# start of Source material

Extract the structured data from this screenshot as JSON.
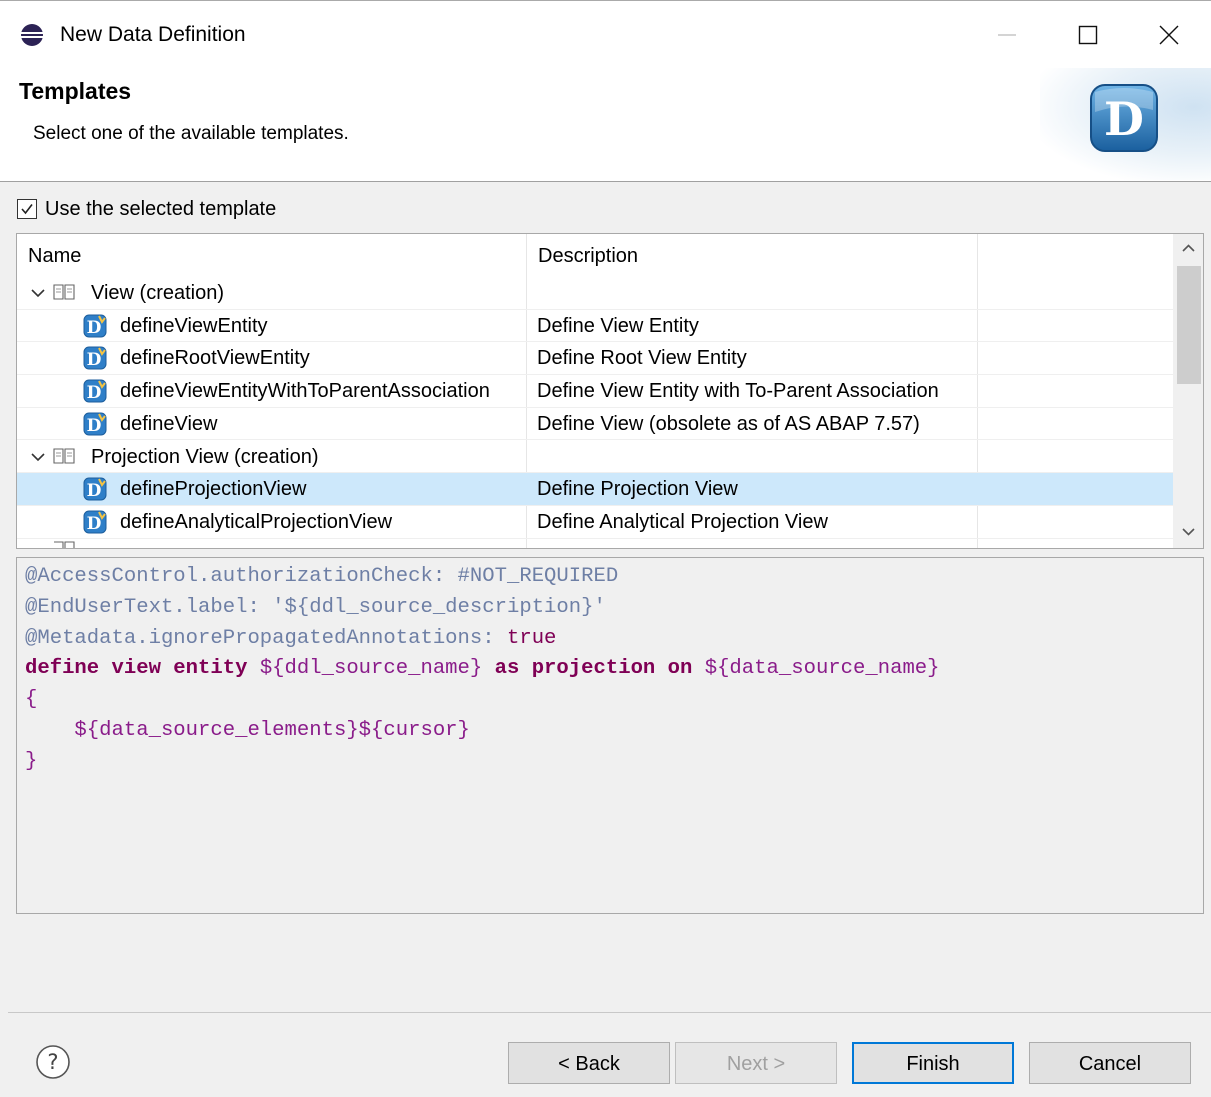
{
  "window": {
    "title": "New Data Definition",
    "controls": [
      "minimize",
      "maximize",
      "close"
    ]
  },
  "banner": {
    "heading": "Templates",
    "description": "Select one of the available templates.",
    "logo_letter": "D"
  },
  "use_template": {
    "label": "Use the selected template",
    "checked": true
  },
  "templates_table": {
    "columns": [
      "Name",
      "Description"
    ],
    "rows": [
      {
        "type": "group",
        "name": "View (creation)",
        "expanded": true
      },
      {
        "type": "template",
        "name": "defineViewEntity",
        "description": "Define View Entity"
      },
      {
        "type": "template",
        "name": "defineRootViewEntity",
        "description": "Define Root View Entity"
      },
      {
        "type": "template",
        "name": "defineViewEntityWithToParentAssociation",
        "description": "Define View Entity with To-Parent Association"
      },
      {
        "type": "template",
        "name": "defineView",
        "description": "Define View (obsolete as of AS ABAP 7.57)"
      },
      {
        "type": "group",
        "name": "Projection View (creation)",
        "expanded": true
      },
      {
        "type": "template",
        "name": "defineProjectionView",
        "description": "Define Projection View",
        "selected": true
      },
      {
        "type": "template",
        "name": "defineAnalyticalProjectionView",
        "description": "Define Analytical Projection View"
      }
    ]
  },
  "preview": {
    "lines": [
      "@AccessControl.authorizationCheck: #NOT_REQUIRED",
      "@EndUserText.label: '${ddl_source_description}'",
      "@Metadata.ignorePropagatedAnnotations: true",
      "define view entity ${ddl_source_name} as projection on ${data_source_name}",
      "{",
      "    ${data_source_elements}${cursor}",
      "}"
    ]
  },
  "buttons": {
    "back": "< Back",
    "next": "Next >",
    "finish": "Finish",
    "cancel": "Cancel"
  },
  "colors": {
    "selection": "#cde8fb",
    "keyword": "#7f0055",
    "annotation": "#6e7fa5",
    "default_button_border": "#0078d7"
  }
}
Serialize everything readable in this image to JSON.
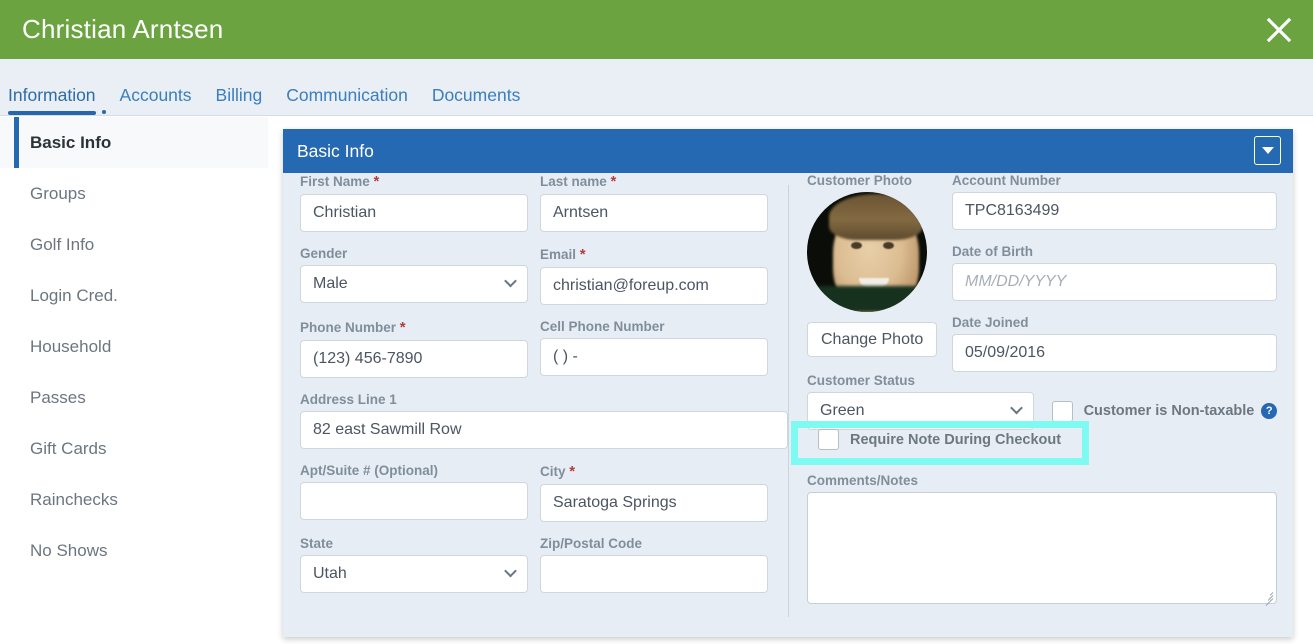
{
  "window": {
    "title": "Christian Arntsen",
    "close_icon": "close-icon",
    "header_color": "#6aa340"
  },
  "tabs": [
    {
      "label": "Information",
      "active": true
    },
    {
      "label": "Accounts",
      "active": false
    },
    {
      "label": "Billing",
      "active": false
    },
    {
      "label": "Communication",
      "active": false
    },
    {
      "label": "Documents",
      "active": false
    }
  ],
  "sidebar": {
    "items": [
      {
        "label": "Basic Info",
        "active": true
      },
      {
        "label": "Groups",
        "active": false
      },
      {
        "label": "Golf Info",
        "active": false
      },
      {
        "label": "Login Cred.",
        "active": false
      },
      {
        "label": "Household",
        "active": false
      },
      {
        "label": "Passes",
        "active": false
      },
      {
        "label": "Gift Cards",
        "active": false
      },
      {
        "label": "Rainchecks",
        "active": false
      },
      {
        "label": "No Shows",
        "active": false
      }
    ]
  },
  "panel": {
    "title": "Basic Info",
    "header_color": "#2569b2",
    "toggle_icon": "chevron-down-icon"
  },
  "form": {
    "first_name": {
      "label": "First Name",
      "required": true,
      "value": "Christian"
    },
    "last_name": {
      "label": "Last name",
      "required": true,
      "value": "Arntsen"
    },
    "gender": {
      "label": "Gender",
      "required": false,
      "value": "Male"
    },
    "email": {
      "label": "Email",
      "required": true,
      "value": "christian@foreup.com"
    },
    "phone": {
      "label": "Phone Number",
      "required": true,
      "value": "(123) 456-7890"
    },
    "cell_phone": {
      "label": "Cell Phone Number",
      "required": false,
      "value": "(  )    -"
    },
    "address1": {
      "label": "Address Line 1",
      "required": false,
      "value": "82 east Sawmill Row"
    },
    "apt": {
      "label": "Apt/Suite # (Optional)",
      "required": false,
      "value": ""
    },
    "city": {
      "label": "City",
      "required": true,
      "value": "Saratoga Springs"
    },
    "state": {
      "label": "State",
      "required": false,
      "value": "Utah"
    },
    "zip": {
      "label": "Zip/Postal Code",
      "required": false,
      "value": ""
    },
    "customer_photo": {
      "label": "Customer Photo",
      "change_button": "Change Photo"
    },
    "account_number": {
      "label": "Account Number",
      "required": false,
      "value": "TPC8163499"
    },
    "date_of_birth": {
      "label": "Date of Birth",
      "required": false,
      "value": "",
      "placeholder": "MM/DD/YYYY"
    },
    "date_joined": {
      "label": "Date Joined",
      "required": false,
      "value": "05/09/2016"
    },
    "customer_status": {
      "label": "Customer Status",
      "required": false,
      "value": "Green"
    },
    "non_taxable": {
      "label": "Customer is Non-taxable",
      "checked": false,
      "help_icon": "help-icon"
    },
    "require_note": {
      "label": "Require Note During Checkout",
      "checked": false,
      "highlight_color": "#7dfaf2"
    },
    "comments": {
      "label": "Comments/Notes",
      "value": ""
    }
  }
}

# end of Source material

Problem statement:
Transcribe the listing above verbatim. Omit the pictures.

Exercise output:
Extract the structured data from this screenshot as JSON.
{
  "window": {
    "title": "New Data Definition",
    "controls": [
      "minimize",
      "maximize",
      "close"
    ]
  },
  "banner": {
    "heading": "Templates",
    "description": "Select one of the available templates.",
    "logo_letter": "D"
  },
  "use_template": {
    "label": "Use the selected template",
    "checked": true
  },
  "templates_table": {
    "columns": [
      "Name",
      "Description"
    ],
    "rows": [
      {
        "type": "group",
        "name": "View (creation)",
        "expanded": true
      },
      {
        "type": "template",
        "name": "defineViewEntity",
        "description": "Define View Entity"
      },
      {
        "type": "template",
        "name": "defineRootViewEntity",
        "description": "Define Root View Entity"
      },
      {
        "type": "template",
        "name": "defineViewEntityWithToParentAssociation",
        "description": "Define View Entity with To-Parent Association"
      },
      {
        "type": "template",
        "name": "defineView",
        "description": "Define View (obsolete as of AS ABAP 7.57)"
      },
      {
        "type": "group",
        "name": "Projection View (creation)",
        "expanded": true
      },
      {
        "type": "template",
        "name": "defineProjectionView",
        "description": "Define Projection View",
        "selected": true
      },
      {
        "type": "template",
        "name": "defineAnalyticalProjectionView",
        "description": "Define Analytical Projection View"
      }
    ]
  },
  "preview": {
    "lines": [
      "@AccessControl.authorizationCheck: #NOT_REQUIRED",
      "@EndUserText.label: '${ddl_source_description}'",
      "@Metadata.ignorePropagatedAnnotations: true",
      "define view entity ${ddl_source_name} as projection on ${data_source_name}",
      "{",
      "    ${data_source_elements}${cursor}",
      "}"
    ]
  },
  "buttons": {
    "back": "< Back",
    "next": "Next >",
    "finish": "Finish",
    "cancel": "Cancel"
  },
  "colors": {
    "selection": "#cde8fb",
    "keyword": "#7f0055",
    "annotation": "#6e7fa5",
    "default_button_border": "#0078d7"
  }
}
Serialize everything readable in this image to JSON.
{
  "window": {
    "title": "Christian Arntsen",
    "close_icon": "close-icon",
    "header_color": "#6aa340"
  },
  "tabs": [
    {
      "label": "Information",
      "active": true
    },
    {
      "label": "Accounts",
      "active": false
    },
    {
      "label": "Billing",
      "active": false
    },
    {
      "label": "Communication",
      "active": false
    },
    {
      "label": "Documents",
      "active": false
    }
  ],
  "sidebar": {
    "items": [
      {
        "label": "Basic Info",
        "active": true
      },
      {
        "label": "Groups",
        "active": false
      },
      {
        "label": "Golf Info",
        "active": false
      },
      {
        "label": "Login Cred.",
        "active": false
      },
      {
        "label": "Household",
        "active": false
      },
      {
        "label": "Passes",
        "active": false
      },
      {
        "label": "Gift Cards",
        "active": false
      },
      {
        "label": "Rainchecks",
        "active": false
      },
      {
        "label": "No Shows",
        "active": false
      }
    ]
  },
  "panel": {
    "title": "Basic Info",
    "header_color": "#2569b2",
    "toggle_icon": "chevron-down-icon"
  },
  "form": {
    "first_name": {
      "label": "First Name",
      "required": true,
      "value": "Christian"
    },
    "last_name": {
      "label": "Last name",
      "required": true,
      "value": "Arntsen"
    },
    "gender": {
      "label": "Gender",
      "required": false,
      "value": "Male"
    },
    "email": {
      "label": "Email",
      "required": true,
      "value": "christian@foreup.com"
    },
    "phone": {
      "label": "Phone Number",
      "required": true,
      "value": "(123) 456-7890"
    },
    "cell_phone": {
      "label": "Cell Phone Number",
      "required": false,
      "value": "(  )    -"
    },
    "address1": {
      "label": "Address Line 1",
      "required": false,
      "value": "82 east Sawmill Row"
    },
    "apt": {
      "label": "Apt/Suite # (Optional)",
      "required": false,
      "value": ""
    },
    "city": {
      "label": "City",
      "required": true,
      "value": "Saratoga Springs"
    },
    "state": {
      "label": "State",
      "required": false,
      "value": "Utah"
    },
    "zip": {
      "label": "Zip/Postal Code",
      "required": false,
      "value": ""
    },
    "customer_photo": {
      "label": "Customer Photo",
      "change_button": "Change Photo"
    },
    "account_number": {
      "label": "Account Number",
      "required": false,
      "value": "TPC8163499"
    },
    "date_of_birth": {
      "label": "Date of Birth",
      "required": false,
      "value": "",
      "placeholder": "MM/DD/YYYY"
    },
    "date_joined": {
      "label": "Date Joined",
      "required": false,
      "value": "05/09/2016"
    },
    "customer_status": {
      "label": "Customer Status",
      "required": false,
      "value": "Green"
    },
    "non_taxable": {
      "label": "Customer is Non-taxable",
      "checked": false,
      "help_icon": "help-icon"
    },
    "require_note": {
      "label": "Require Note During Checkout",
      "checked": false,
      "highlight_color": "#7dfaf2"
    },
    "comments": {
      "label": "Comments/Notes",
      "value": ""
    }
  }
}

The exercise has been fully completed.